Make an exact copy of the records, with the pictures left out.

#####

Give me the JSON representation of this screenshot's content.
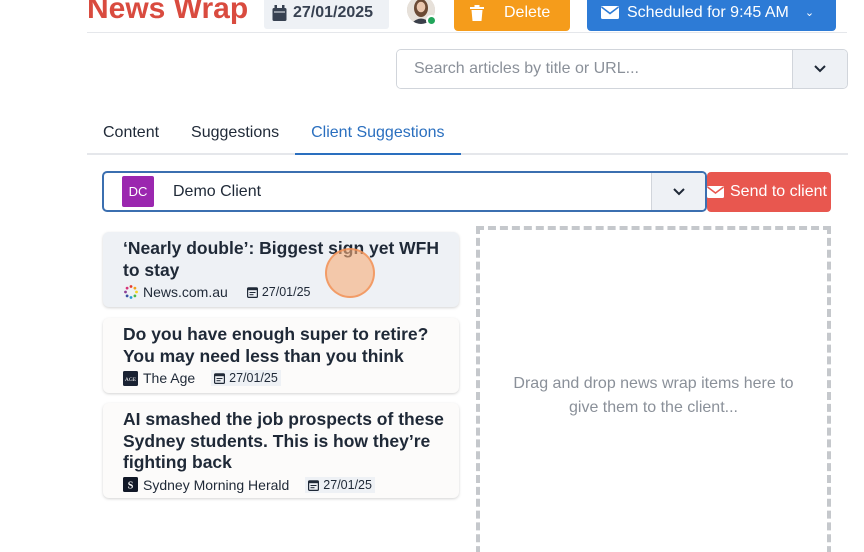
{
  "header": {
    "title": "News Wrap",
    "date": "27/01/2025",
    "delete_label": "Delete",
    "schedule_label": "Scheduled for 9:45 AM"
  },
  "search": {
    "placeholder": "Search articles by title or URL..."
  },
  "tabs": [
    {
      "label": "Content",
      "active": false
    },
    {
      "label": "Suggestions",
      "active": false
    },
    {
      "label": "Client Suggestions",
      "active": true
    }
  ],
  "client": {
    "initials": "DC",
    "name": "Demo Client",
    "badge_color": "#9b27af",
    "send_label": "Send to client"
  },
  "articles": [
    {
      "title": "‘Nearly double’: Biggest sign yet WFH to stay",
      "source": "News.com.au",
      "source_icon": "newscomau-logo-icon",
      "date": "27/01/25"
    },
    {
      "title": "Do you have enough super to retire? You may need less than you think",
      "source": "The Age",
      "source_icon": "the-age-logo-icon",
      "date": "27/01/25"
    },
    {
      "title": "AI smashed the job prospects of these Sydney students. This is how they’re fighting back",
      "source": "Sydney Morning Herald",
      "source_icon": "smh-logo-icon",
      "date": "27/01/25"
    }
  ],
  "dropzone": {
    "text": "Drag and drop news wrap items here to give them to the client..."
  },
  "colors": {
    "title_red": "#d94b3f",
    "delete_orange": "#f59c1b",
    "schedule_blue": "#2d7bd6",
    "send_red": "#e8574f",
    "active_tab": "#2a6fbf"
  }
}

#####

**Solution for this problem**.
Give me the JSON representation of this screenshot's content.
{
  "header": {
    "title": "News Wrap",
    "date": "27/01/2025",
    "delete_label": "Delete",
    "schedule_label": "Scheduled for 9:45 AM"
  },
  "search": {
    "placeholder": "Search articles by title or URL..."
  },
  "tabs": [
    {
      "label": "Content",
      "active": false
    },
    {
      "label": "Suggestions",
      "active": false
    },
    {
      "label": "Client Suggestions",
      "active": true
    }
  ],
  "client": {
    "initials": "DC",
    "name": "Demo Client",
    "badge_color": "#9b27af",
    "send_label": "Send to client"
  },
  "articles": [
    {
      "title": "‘Nearly double’: Biggest sign yet WFH to stay",
      "source": "News.com.au",
      "source_icon": "newscomau-logo-icon",
      "date": "27/01/25"
    },
    {
      "title": "Do you have enough super to retire? You may need less than you think",
      "source": "The Age",
      "source_icon": "the-age-logo-icon",
      "date": "27/01/25"
    },
    {
      "title": "AI smashed the job prospects of these Sydney students. This is how they’re fighting back",
      "source": "Sydney Morning Herald",
      "source_icon": "smh-logo-icon",
      "date": "27/01/25"
    }
  ],
  "dropzone": {
    "text": "Drag and drop news wrap items here to give them to the client..."
  },
  "colors": {
    "title_red": "#d94b3f",
    "delete_orange": "#f59c1b",
    "schedule_blue": "#2d7bd6",
    "send_red": "#e8574f",
    "active_tab": "#2a6fbf"
  }
}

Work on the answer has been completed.